What you need to do:
Return each row below that contains the string "waste", copying those rows unchanged.

Data to use:
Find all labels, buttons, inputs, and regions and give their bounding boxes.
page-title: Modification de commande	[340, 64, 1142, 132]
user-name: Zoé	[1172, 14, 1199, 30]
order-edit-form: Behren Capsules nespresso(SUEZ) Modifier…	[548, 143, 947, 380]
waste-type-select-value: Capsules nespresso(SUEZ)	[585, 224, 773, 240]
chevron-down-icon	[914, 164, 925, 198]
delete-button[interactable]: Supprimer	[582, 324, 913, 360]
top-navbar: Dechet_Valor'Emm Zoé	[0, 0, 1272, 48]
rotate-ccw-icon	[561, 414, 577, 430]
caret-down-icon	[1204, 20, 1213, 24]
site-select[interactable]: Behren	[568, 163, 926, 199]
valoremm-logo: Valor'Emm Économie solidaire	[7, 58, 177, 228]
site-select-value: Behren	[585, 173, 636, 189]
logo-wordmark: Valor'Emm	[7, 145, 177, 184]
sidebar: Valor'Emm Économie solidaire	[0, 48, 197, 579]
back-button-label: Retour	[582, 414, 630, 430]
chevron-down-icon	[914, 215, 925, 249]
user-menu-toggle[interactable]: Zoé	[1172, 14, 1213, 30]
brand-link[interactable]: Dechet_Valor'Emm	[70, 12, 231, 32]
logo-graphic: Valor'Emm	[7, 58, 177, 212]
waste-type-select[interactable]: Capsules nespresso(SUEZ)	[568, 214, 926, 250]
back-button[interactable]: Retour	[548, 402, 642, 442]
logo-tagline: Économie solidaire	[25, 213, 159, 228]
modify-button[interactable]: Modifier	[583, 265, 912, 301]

==

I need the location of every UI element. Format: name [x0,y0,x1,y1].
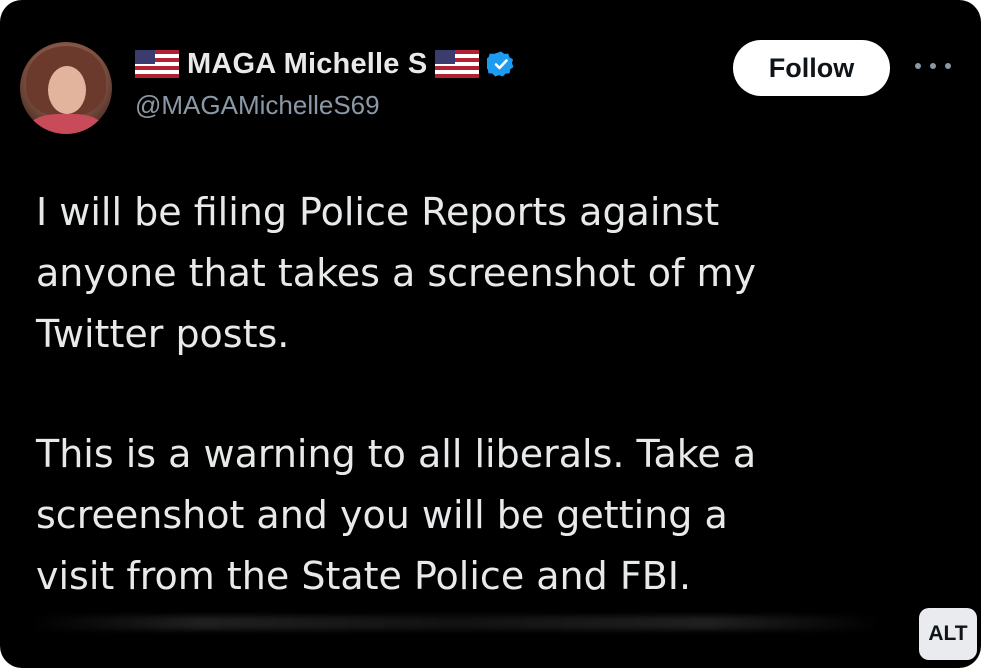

Task output:
waste-type-select-value: Capsules nespresso(SUEZ)	[585, 224, 773, 240]
waste-type-select[interactable]: Capsules nespresso(SUEZ)	[568, 214, 926, 250]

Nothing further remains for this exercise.